▶ The records
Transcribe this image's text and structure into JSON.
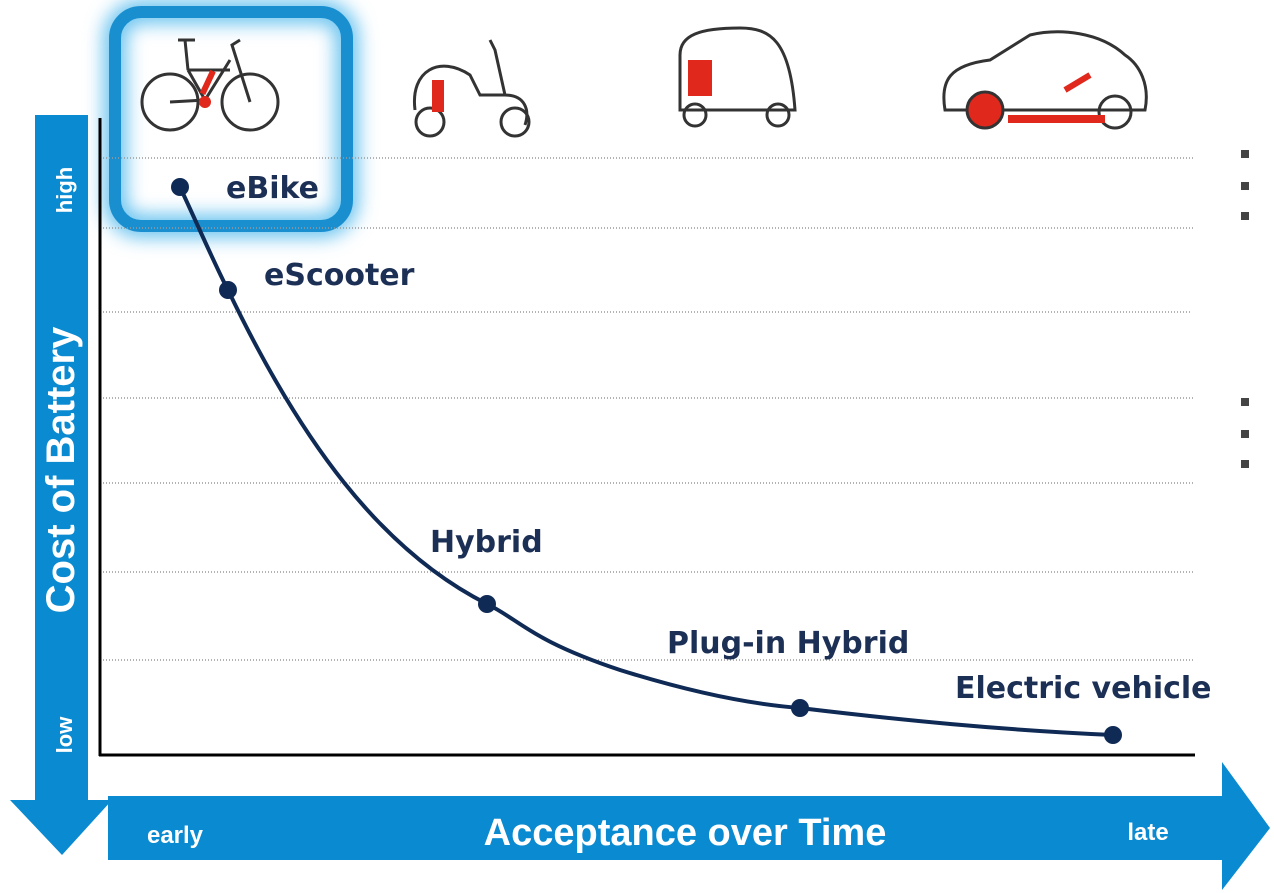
{
  "axes": {
    "y_high": "high",
    "y_low": "low",
    "y_title": "Cost of Battery",
    "x_early": "early",
    "x_title": "Acceptance over Time",
    "x_late": "late"
  },
  "nodes": [
    {
      "label": "eBike"
    },
    {
      "label": "eScooter"
    },
    {
      "label": "Hybrid"
    },
    {
      "label": "Plug-in Hybrid"
    },
    {
      "label": "Electric vehicle"
    }
  ]
}
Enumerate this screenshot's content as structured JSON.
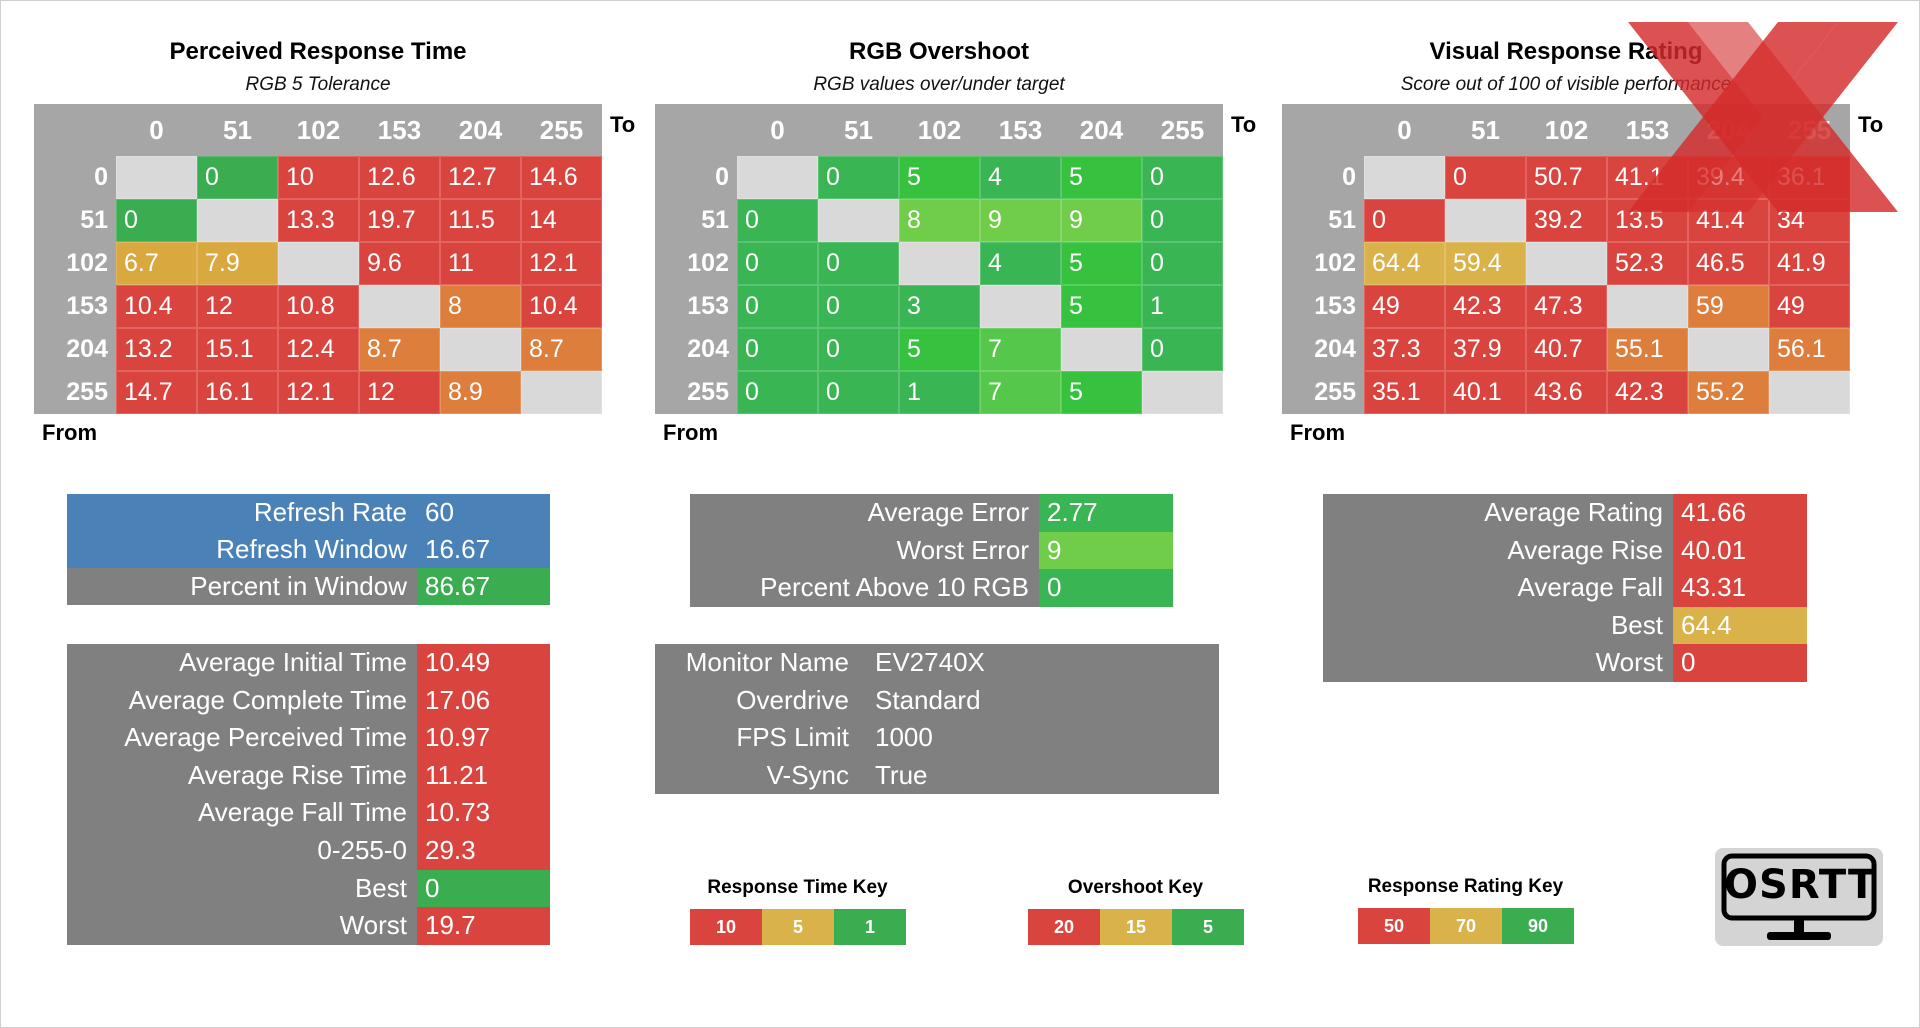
{
  "colors": {
    "red": "#d9443e",
    "orange": "#dd7e3c",
    "yellow": "#d9b24a",
    "green_dark": "#3aad51",
    "green_mid": "#44c452",
    "green_bright": "#36c23f",
    "green_light": "#6fcd4a",
    "gray_cell": "#d9d9d9",
    "panel_gray": "#808080",
    "refresh_blue": "#4a82b8",
    "grid_bg": "#a6a6a6"
  },
  "axes": {
    "to": "To",
    "from": "From"
  },
  "chart_data": [
    {
      "type": "heatmap",
      "title": "Perceived Response Time",
      "subtitle": "RGB 5 Tolerance",
      "columns": [
        "0",
        "51",
        "102",
        "153",
        "204",
        "255"
      ],
      "rows": [
        "0",
        "51",
        "102",
        "153",
        "204",
        "255"
      ],
      "values": [
        [
          "",
          "0",
          "10",
          "12.6",
          "12.7",
          "14.6"
        ],
        [
          "0",
          "",
          "13.3",
          "19.7",
          "11.5",
          "14"
        ],
        [
          "6.7",
          "7.9",
          "",
          "9.6",
          "11",
          "12.1"
        ],
        [
          "10.4",
          "12",
          "10.8",
          "",
          "8",
          "10.4"
        ],
        [
          "13.2",
          "15.1",
          "12.4",
          "8.7",
          "",
          "8.7"
        ],
        [
          "14.7",
          "16.1",
          "12.1",
          "12",
          "8.9",
          ""
        ]
      ],
      "colors": [
        [
          "#d9d9d9",
          "#3aad51",
          "#d9443e",
          "#d9443e",
          "#d9443e",
          "#d9443e"
        ],
        [
          "#3aad51",
          "#d9d9d9",
          "#d9443e",
          "#d9443e",
          "#d9443e",
          "#d9443e"
        ],
        [
          "#d9a83e",
          "#d9a83e",
          "#d9d9d9",
          "#d9443e",
          "#d9443e",
          "#d9443e"
        ],
        [
          "#d9443e",
          "#d9443e",
          "#d9443e",
          "#d9d9d9",
          "#dd7e3c",
          "#d9443e"
        ],
        [
          "#d9443e",
          "#d9443e",
          "#d9443e",
          "#dd7e3c",
          "#d9d9d9",
          "#dd7e3c"
        ],
        [
          "#d9443e",
          "#d9443e",
          "#d9443e",
          "#d9443e",
          "#dd7e3c",
          "#d9d9d9"
        ]
      ]
    },
    {
      "type": "heatmap",
      "title": "RGB Overshoot",
      "subtitle": "RGB values over/under target",
      "columns": [
        "0",
        "51",
        "102",
        "153",
        "204",
        "255"
      ],
      "rows": [
        "0",
        "51",
        "102",
        "153",
        "204",
        "255"
      ],
      "values": [
        [
          "",
          "0",
          "5",
          "4",
          "5",
          "0"
        ],
        [
          "0",
          "",
          "8",
          "9",
          "9",
          "0"
        ],
        [
          "0",
          "0",
          "",
          "4",
          "5",
          "0"
        ],
        [
          "0",
          "0",
          "3",
          "",
          "5",
          "1"
        ],
        [
          "0",
          "0",
          "5",
          "7",
          "",
          "0"
        ],
        [
          "0",
          "0",
          "1",
          "7",
          "5",
          ""
        ]
      ],
      "colors": [
        [
          "#d9d9d9",
          "#3ab553",
          "#36c23f",
          "#3ab553",
          "#36c23f",
          "#3ab553"
        ],
        [
          "#3ab553",
          "#d9d9d9",
          "#6fcd4a",
          "#6fcd4a",
          "#6fcd4a",
          "#3ab553"
        ],
        [
          "#3ab553",
          "#3ab553",
          "#d9d9d9",
          "#3ab553",
          "#36c23f",
          "#3ab553"
        ],
        [
          "#3ab553",
          "#3ab553",
          "#3ab553",
          "#d9d9d9",
          "#36c23f",
          "#3ab553"
        ],
        [
          "#3ab553",
          "#3ab553",
          "#36c23f",
          "#55c84b",
          "#d9d9d9",
          "#3ab553"
        ],
        [
          "#3ab553",
          "#3ab553",
          "#3ab553",
          "#55c84b",
          "#36c23f",
          "#d9d9d9"
        ]
      ]
    },
    {
      "type": "heatmap",
      "title": "Visual Response Rating",
      "subtitle": "Score out of 100 of visible performance",
      "columns": [
        "0",
        "51",
        "102",
        "153",
        "204",
        "255"
      ],
      "rows": [
        "0",
        "51",
        "102",
        "153",
        "204",
        "255"
      ],
      "values": [
        [
          "",
          "0",
          "50.7",
          "41.1",
          "39.4",
          "36.1"
        ],
        [
          "0",
          "",
          "39.2",
          "13.5",
          "41.4",
          "34"
        ],
        [
          "64.4",
          "59.4",
          "",
          "52.3",
          "46.5",
          "41.9"
        ],
        [
          "49",
          "42.3",
          "47.3",
          "",
          "59",
          "49"
        ],
        [
          "37.3",
          "37.9",
          "40.7",
          "55.1",
          "",
          "56.1"
        ],
        [
          "35.1",
          "40.1",
          "43.6",
          "42.3",
          "55.2",
          ""
        ]
      ],
      "colors": [
        [
          "#d9d9d9",
          "#d9443e",
          "#d9443e",
          "#d9443e",
          "#d9443e",
          "#d9443e"
        ],
        [
          "#d9443e",
          "#d9d9d9",
          "#d9443e",
          "#d9443e",
          "#d9443e",
          "#d9443e"
        ],
        [
          "#d9b24a",
          "#d9b24a",
          "#d9d9d9",
          "#d9443e",
          "#d9443e",
          "#d9443e"
        ],
        [
          "#d9443e",
          "#d9443e",
          "#d9443e",
          "#d9d9d9",
          "#dd7e3c",
          "#d9443e"
        ],
        [
          "#d9443e",
          "#d9443e",
          "#d9443e",
          "#dd7e3c",
          "#d9d9d9",
          "#dd7e3c"
        ],
        [
          "#d9443e",
          "#d9443e",
          "#d9443e",
          "#d9443e",
          "#dd7e3c",
          "#d9d9d9"
        ]
      ]
    }
  ],
  "refresh_panel": {
    "rows": [
      {
        "label": "Refresh Rate",
        "value": "60",
        "bg": "#4a82b8",
        "valbg": "#4a82b8"
      },
      {
        "label": "Refresh Window",
        "value": "16.67",
        "bg": "#4a82b8",
        "valbg": "#4a82b8"
      },
      {
        "label": "Percent in Window",
        "value": "86.67",
        "bg": "#808080",
        "valbg": "#3aad51"
      }
    ]
  },
  "time_panel": {
    "rows": [
      {
        "label": "Average Initial Time",
        "value": "10.49",
        "valbg": "#d9443e"
      },
      {
        "label": "Average Complete Time",
        "value": "17.06",
        "valbg": "#d9443e"
      },
      {
        "label": "Average Perceived Time",
        "value": "10.97",
        "valbg": "#d9443e"
      },
      {
        "label": "Average Rise Time",
        "value": "11.21",
        "valbg": "#d9443e"
      },
      {
        "label": "Average Fall Time",
        "value": "10.73",
        "valbg": "#d9443e"
      },
      {
        "label": "0-255-0",
        "value": "29.3",
        "valbg": "#d9443e"
      },
      {
        "label": "Best",
        "value": "0",
        "valbg": "#3aad51"
      },
      {
        "label": "Worst",
        "value": "19.7",
        "valbg": "#d9443e"
      }
    ]
  },
  "error_panel": {
    "rows": [
      {
        "label": "Average Error",
        "value": "2.77",
        "valbg": "#3ab553"
      },
      {
        "label": "Worst Error",
        "value": "9",
        "valbg": "#6fcd4a"
      },
      {
        "label": "Percent Above 10 RGB",
        "value": "0",
        "valbg": "#3ab553"
      }
    ]
  },
  "monitor_panel": {
    "rows": [
      {
        "label": "Monitor Name",
        "value": "EV2740X"
      },
      {
        "label": "Overdrive",
        "value": "Standard"
      },
      {
        "label": "FPS Limit",
        "value": "1000"
      },
      {
        "label": "V-Sync",
        "value": "True"
      }
    ]
  },
  "rating_panel": {
    "rows": [
      {
        "label": "Average Rating",
        "value": "41.66",
        "valbg": "#d9443e"
      },
      {
        "label": "Average Rise",
        "value": "40.01",
        "valbg": "#d9443e"
      },
      {
        "label": "Average Fall",
        "value": "43.31",
        "valbg": "#d9443e"
      },
      {
        "label": "Best",
        "value": "64.4",
        "valbg": "#d9b24a"
      },
      {
        "label": "Worst",
        "value": "0",
        "valbg": "#d9443e"
      }
    ]
  },
  "keys": [
    {
      "title": "Response Time Key",
      "items": [
        {
          "label": "10",
          "color": "#d9443e"
        },
        {
          "label": "5",
          "color": "#d9b24a"
        },
        {
          "label": "1",
          "color": "#3aad51"
        }
      ]
    },
    {
      "title": "Overshoot Key",
      "items": [
        {
          "label": "20",
          "color": "#d9443e"
        },
        {
          "label": "15",
          "color": "#d9b24a"
        },
        {
          "label": "5",
          "color": "#3aad51"
        }
      ]
    },
    {
      "title": "Response Rating Key",
      "items": [
        {
          "label": "50",
          "color": "#d9443e"
        },
        {
          "label": "70",
          "color": "#d9b24a"
        },
        {
          "label": "90",
          "color": "#3aad51"
        }
      ]
    }
  ],
  "logo": {
    "text": "OSRTT"
  }
}
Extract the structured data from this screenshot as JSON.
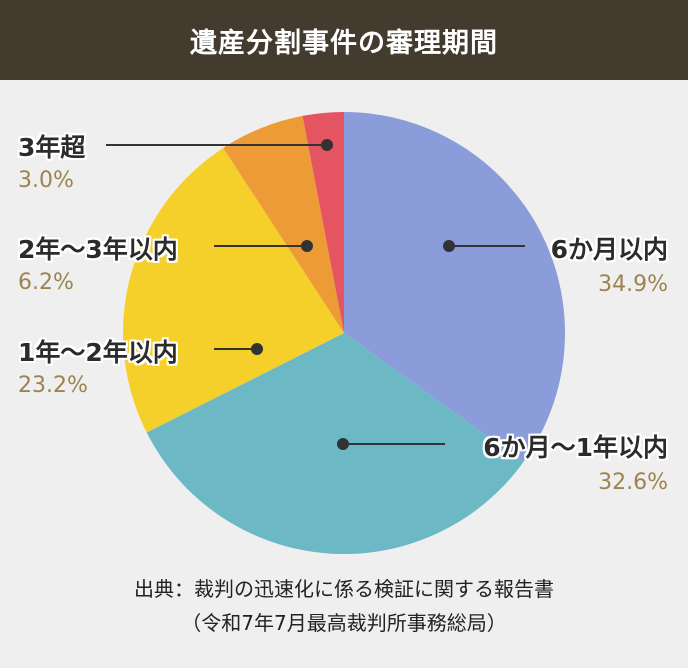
{
  "title": "遺産分割事件の審理期間",
  "chart_data": {
    "type": "pie",
    "title": "遺産分割事件の審理期間",
    "start_angle": "12 o'clock, clockwise",
    "slices": [
      {
        "label": "6か月以内",
        "value": 34.9,
        "pct": "34.9%",
        "color": "#8a9cd9"
      },
      {
        "label": "6か月〜1年以内",
        "value": 32.6,
        "pct": "32.6%",
        "color": "#6cb9c5"
      },
      {
        "label": "1年〜2年以内",
        "value": 23.2,
        "pct": "23.2%",
        "color": "#f5d02a"
      },
      {
        "label": "2年〜3年以内",
        "value": 6.2,
        "pct": "6.2%",
        "color": "#ed9b37"
      },
      {
        "label": "3年超",
        "value": 3.0,
        "pct": "3.0%",
        "color": "#e45461"
      }
    ]
  },
  "source": {
    "line1": "出典：裁判の迅速化に係る検証に関する報告書",
    "line2": "（令和7年7月最高裁判所事務総局）"
  }
}
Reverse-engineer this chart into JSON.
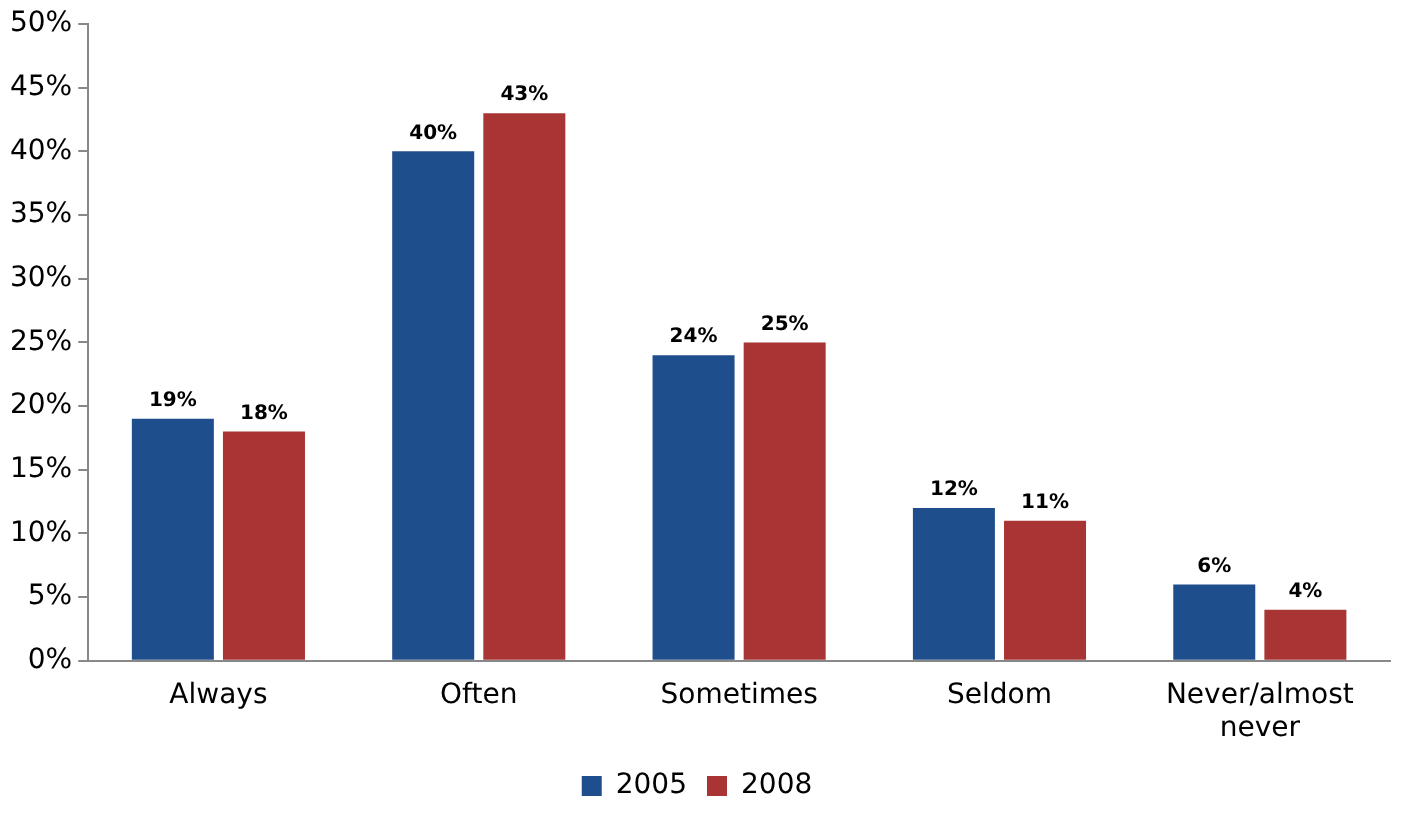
{
  "chart_data": {
    "type": "bar",
    "categories": [
      "Always",
      "Often",
      "Sometimes",
      "Seldom",
      "Never/almost never"
    ],
    "series": [
      {
        "name": "2005",
        "color": "#1f4e8c",
        "values": [
          19,
          40,
          24,
          12,
          6
        ],
        "value_labels": [
          "19%",
          "40%",
          "24%",
          "12%",
          "6%"
        ]
      },
      {
        "name": "2008",
        "color": "#a83434",
        "values": [
          18,
          43,
          25,
          11,
          4
        ],
        "value_labels": [
          "18%",
          "43%",
          "25%",
          "11%",
          "4%"
        ]
      }
    ],
    "ylim": [
      0,
      50
    ],
    "yticks": [
      {
        "value": 0,
        "label": "0%"
      },
      {
        "value": 5,
        "label": "5%"
      },
      {
        "value": 10,
        "label": "10%"
      },
      {
        "value": 15,
        "label": "15%"
      },
      {
        "value": 20,
        "label": "20%"
      },
      {
        "value": 25,
        "label": "25%"
      },
      {
        "value": 30,
        "label": "30%"
      },
      {
        "value": 35,
        "label": "35%"
      },
      {
        "value": 40,
        "label": "40%"
      },
      {
        "value": 45,
        "label": "45%"
      },
      {
        "value": 50,
        "label": "50%"
      }
    ],
    "grid": false,
    "legend": "bottom"
  }
}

▶ Required task
Answer only with how many lines in the records include "Perceived".

▶ Written response
2